EXERCISE DESCRIPTION: Output the lines of the data from the line with "Output each element" up to and including the line with "- category-label: Pokorný Matěj: [17, 850, 84, 864]", unchanged.

# Start of DATA SUPPLIED

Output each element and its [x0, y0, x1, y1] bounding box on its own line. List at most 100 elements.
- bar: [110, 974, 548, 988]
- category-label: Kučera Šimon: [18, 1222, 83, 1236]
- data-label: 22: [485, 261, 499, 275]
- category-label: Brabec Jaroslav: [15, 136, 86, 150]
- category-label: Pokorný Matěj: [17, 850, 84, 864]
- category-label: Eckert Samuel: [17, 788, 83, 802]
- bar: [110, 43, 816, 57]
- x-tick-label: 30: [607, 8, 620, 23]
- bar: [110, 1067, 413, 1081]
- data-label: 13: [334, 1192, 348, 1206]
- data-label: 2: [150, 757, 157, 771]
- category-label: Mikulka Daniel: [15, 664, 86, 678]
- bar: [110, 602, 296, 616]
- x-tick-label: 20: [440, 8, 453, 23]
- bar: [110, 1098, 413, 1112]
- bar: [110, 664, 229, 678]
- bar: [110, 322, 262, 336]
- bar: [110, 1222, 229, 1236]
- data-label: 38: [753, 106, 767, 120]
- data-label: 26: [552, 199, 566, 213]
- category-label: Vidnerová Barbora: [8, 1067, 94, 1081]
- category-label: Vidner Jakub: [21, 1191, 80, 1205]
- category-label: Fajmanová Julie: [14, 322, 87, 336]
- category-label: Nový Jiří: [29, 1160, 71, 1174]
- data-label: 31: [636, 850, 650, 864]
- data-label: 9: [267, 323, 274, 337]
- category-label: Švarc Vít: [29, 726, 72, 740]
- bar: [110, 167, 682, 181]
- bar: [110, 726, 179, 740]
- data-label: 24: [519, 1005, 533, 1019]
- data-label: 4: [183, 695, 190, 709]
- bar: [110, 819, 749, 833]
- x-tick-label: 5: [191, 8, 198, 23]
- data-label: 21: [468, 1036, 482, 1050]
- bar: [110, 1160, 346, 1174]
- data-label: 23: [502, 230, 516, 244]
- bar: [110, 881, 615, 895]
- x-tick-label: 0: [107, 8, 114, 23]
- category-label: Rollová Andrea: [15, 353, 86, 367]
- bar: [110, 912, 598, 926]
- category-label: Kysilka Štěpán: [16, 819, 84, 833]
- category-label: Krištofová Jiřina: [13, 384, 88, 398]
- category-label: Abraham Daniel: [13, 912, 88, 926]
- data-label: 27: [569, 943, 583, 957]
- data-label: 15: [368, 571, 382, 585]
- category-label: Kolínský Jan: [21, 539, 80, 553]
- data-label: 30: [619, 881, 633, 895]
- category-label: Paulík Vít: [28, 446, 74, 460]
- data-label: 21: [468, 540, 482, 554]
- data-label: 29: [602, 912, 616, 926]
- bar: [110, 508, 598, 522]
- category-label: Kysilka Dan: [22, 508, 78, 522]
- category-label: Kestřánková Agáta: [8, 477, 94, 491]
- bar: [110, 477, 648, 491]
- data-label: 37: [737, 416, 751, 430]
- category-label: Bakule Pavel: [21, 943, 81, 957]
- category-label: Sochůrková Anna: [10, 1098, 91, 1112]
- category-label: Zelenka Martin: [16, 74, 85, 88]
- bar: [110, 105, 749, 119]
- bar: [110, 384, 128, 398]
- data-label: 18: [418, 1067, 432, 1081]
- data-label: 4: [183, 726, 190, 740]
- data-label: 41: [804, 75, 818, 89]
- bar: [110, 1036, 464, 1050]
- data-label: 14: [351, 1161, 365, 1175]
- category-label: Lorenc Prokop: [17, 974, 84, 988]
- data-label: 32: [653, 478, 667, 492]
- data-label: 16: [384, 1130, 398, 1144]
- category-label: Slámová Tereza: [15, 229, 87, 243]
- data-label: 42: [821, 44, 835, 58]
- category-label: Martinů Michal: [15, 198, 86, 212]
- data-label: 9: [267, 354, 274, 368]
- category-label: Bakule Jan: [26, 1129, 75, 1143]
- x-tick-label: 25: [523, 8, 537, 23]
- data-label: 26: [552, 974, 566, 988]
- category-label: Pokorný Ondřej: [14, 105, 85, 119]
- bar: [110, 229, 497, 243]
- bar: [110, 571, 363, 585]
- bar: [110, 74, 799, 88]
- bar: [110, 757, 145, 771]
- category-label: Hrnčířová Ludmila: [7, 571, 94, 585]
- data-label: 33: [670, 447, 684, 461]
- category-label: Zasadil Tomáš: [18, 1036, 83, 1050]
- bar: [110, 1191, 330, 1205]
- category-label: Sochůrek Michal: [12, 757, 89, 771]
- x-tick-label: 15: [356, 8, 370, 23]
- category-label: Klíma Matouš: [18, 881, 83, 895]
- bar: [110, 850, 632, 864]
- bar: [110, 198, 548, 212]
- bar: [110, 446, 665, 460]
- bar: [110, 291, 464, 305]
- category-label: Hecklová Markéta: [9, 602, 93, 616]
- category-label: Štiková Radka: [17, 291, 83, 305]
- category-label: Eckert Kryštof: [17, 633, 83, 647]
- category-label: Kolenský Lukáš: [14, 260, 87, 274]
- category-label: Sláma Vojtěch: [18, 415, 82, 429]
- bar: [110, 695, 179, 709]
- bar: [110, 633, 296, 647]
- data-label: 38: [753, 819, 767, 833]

# End of DATA SUPPLIED
# Start of DATA SUPPLIED

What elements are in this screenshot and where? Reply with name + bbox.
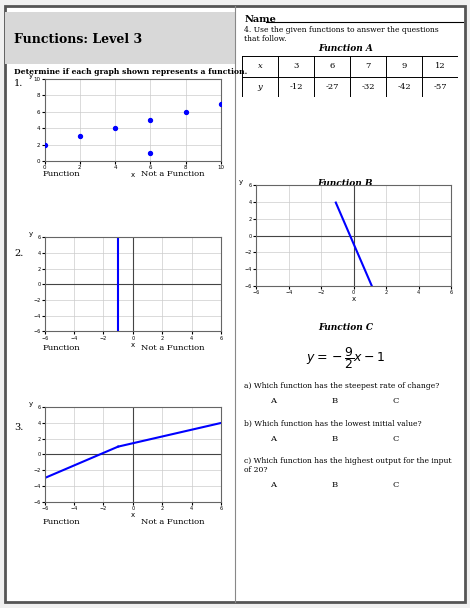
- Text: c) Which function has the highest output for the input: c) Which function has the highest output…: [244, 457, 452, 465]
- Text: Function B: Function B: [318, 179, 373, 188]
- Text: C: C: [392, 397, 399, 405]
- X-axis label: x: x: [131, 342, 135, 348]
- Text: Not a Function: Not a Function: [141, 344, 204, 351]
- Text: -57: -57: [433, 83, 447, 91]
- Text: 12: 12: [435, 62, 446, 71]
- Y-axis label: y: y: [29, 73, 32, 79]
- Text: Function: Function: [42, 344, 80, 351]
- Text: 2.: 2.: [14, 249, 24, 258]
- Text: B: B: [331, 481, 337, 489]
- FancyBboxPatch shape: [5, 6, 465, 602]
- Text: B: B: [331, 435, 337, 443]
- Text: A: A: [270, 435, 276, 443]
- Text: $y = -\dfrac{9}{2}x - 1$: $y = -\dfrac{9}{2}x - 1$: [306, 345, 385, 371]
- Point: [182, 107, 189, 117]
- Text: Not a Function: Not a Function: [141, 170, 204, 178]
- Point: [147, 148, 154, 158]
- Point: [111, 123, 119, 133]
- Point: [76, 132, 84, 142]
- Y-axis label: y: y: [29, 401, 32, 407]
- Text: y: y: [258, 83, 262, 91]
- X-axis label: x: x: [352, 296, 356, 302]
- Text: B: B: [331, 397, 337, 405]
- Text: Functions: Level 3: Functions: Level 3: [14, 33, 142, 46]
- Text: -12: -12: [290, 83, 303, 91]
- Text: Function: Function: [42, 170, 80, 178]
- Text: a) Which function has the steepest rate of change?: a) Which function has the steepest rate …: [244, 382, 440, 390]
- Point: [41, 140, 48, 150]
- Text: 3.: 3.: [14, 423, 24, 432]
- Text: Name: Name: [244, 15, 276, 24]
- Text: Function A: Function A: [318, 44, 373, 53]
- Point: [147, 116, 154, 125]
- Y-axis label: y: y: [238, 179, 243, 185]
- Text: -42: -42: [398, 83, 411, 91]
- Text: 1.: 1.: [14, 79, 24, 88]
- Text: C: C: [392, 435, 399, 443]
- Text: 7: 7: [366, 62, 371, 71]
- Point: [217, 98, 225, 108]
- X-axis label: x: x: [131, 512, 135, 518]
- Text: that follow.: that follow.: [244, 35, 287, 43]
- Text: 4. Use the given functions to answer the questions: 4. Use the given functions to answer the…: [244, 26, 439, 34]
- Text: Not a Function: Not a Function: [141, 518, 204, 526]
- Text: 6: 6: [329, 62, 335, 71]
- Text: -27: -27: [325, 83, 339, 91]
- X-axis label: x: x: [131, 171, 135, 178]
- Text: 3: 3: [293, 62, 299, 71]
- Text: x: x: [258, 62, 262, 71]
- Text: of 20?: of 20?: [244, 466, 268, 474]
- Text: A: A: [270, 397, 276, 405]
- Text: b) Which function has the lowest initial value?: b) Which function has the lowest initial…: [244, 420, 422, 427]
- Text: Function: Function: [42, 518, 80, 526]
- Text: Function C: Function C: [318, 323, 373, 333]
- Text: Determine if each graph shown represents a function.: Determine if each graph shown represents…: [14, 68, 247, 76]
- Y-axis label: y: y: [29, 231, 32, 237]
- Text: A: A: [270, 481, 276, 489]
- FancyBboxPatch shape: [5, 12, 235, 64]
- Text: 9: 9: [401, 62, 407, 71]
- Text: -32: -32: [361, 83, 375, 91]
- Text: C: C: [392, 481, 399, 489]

# End of DATA SUPPLIED
# Start of DATA SUPPLIED

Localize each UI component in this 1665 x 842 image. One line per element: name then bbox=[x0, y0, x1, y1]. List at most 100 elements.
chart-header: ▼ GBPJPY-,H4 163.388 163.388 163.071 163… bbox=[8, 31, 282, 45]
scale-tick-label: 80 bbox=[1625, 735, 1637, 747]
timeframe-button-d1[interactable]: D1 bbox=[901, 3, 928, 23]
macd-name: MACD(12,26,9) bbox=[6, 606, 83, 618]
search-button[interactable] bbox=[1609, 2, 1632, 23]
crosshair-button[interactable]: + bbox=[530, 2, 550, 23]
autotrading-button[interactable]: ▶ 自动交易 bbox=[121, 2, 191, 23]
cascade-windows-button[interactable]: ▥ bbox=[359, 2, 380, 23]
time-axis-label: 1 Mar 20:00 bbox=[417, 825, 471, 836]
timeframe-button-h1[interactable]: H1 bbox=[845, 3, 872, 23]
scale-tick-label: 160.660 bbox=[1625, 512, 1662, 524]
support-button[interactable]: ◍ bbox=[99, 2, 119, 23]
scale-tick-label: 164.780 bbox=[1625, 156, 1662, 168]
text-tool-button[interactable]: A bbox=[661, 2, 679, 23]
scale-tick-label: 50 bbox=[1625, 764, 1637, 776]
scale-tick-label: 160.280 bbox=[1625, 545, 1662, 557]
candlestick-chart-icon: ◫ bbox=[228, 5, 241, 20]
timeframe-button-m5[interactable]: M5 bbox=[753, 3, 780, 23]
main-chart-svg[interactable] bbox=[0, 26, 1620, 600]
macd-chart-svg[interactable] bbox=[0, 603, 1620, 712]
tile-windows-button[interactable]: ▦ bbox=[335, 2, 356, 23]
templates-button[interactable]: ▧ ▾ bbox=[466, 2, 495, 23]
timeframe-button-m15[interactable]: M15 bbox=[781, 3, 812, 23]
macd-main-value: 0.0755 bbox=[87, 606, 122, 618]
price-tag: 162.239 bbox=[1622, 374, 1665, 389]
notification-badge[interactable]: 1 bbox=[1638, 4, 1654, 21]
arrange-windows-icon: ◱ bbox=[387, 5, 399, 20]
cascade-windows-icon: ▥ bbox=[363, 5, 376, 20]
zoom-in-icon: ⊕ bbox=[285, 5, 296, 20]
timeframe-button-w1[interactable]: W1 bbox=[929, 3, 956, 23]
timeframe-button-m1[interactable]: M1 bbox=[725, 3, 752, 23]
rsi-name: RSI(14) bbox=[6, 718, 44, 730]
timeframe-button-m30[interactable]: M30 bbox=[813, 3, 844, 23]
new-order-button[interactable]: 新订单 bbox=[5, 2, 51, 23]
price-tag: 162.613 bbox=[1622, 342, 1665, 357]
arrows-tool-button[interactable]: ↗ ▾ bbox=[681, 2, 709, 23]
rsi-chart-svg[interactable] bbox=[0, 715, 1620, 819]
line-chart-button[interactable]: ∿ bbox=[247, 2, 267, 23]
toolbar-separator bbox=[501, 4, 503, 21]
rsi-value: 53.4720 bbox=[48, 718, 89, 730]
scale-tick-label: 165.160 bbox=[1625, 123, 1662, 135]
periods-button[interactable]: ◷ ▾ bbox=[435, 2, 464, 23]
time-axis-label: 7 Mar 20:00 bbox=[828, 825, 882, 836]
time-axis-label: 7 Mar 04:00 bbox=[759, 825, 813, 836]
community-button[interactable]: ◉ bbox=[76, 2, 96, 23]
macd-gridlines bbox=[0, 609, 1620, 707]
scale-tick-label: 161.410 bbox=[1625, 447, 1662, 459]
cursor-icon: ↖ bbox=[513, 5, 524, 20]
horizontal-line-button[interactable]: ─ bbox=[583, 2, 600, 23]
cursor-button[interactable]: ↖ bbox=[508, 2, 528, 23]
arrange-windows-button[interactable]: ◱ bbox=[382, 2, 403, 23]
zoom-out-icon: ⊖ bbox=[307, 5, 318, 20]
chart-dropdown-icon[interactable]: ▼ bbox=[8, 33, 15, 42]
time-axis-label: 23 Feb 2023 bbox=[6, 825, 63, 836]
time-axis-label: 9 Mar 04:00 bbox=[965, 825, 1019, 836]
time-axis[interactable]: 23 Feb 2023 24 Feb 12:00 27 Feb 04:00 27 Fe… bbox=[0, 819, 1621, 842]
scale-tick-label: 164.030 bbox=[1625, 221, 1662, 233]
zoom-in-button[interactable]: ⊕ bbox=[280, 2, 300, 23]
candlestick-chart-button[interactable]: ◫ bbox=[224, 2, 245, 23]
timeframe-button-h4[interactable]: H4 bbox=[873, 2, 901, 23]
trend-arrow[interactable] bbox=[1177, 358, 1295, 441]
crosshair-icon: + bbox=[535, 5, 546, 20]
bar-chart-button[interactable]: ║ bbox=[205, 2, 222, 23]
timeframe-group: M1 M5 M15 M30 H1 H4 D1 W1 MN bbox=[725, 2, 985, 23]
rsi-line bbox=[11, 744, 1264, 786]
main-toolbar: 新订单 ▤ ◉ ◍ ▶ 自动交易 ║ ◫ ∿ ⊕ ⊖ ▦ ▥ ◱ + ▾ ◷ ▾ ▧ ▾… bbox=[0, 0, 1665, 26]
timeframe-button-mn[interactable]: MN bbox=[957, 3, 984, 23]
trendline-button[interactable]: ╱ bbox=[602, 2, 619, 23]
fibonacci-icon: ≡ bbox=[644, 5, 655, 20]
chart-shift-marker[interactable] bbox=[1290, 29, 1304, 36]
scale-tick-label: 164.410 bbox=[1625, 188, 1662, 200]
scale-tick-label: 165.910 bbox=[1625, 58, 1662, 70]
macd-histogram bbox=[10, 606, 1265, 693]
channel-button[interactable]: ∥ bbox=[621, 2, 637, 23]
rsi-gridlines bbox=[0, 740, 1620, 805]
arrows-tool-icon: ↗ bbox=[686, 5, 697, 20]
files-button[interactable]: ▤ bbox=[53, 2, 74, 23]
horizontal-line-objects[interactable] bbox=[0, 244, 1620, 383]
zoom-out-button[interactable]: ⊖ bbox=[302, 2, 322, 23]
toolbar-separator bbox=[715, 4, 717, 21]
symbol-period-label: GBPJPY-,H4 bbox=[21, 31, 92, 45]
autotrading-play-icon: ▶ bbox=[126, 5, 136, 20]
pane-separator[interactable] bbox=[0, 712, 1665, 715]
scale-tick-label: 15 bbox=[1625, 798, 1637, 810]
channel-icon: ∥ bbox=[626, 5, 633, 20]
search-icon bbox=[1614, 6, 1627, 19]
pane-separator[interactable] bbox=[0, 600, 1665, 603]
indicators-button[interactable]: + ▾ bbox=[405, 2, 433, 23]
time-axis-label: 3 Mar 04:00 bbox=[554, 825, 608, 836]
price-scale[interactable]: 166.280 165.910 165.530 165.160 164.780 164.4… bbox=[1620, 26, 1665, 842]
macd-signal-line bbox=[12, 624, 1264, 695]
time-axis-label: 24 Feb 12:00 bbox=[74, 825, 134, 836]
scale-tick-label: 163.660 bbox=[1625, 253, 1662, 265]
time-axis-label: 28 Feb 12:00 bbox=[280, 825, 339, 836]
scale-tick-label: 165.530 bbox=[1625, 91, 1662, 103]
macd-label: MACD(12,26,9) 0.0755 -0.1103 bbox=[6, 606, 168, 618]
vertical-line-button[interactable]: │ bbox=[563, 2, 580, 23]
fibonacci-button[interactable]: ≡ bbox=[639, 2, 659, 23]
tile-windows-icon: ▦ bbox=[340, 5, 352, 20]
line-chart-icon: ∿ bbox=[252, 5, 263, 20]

# End of DATA SUPPLIED

RESPONSE FOR THIS EXERCISE:
Output each element and its [x0, y0, x1, y1] bounding box on its own line. List at most 100 elements.
- bar: [110, 974, 548, 988]
- category-label: Kučera Šimon: [18, 1222, 83, 1236]
- data-label: 22: [485, 261, 499, 275]
- category-label: Brabec Jaroslav: [15, 136, 86, 150]
- category-label: Pokorný Matěj: [17, 850, 84, 864]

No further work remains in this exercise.